Show only lines that include "document".

-- -- --

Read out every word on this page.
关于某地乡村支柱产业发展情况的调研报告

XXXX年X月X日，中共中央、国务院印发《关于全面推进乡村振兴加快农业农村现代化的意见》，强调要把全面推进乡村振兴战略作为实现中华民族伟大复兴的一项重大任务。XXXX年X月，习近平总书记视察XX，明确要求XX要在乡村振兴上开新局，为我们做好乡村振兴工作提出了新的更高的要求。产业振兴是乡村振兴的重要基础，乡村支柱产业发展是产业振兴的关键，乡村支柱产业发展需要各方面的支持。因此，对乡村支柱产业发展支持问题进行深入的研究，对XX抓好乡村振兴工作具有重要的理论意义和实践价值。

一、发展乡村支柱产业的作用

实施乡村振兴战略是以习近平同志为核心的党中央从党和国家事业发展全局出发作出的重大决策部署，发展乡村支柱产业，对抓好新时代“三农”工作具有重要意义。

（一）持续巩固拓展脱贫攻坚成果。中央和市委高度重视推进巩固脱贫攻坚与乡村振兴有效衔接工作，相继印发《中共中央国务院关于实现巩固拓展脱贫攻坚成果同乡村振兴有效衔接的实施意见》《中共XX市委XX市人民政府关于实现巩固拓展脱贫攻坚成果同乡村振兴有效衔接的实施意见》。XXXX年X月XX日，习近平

-- -- --

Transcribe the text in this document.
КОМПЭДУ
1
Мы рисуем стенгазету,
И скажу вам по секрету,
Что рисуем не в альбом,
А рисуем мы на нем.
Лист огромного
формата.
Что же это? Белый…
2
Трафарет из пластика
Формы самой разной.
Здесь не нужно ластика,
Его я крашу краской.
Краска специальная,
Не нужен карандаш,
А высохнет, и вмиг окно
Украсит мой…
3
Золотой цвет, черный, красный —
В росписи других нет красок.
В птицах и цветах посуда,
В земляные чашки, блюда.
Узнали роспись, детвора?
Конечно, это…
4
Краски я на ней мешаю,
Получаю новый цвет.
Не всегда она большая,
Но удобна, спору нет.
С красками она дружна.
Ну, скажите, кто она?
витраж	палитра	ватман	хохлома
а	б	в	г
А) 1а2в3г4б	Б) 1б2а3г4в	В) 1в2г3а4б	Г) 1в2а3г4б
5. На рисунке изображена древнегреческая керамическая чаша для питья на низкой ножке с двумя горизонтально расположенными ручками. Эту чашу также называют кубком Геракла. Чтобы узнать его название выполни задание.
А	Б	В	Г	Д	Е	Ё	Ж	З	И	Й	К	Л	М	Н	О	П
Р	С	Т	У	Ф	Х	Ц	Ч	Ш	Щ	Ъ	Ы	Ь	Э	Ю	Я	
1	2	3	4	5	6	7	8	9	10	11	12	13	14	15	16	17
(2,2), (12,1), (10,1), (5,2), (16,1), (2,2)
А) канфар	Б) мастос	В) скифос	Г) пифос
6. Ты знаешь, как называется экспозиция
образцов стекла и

-- -- --

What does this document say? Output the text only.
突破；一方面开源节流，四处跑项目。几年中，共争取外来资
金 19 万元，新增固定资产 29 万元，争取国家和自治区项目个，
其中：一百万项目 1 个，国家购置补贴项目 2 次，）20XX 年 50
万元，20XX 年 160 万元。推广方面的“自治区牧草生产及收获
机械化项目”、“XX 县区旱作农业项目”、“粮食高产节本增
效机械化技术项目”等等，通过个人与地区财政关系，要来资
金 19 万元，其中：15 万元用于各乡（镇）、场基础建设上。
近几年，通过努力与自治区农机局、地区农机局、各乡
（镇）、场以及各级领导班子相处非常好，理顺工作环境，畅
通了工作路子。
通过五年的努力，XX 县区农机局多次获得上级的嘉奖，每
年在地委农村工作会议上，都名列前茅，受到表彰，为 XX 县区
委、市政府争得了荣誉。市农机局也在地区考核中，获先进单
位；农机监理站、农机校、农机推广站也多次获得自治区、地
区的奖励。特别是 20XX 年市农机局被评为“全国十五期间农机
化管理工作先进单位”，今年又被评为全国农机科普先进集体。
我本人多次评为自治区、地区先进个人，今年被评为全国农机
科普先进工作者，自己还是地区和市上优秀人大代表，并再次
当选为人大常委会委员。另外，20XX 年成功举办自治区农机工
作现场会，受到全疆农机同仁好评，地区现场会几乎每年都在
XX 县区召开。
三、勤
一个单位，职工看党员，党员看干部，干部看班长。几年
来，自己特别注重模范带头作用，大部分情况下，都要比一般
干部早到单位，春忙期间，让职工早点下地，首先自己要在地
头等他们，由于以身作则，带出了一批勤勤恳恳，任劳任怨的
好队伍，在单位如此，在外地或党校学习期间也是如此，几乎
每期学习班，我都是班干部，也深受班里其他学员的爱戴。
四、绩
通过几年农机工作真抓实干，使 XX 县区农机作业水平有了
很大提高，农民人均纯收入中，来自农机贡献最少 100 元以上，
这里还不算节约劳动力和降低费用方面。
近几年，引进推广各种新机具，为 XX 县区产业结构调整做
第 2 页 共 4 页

-- -- --

→ The solution:
Transcribe the text in this document.
What does this document say? Output the text only.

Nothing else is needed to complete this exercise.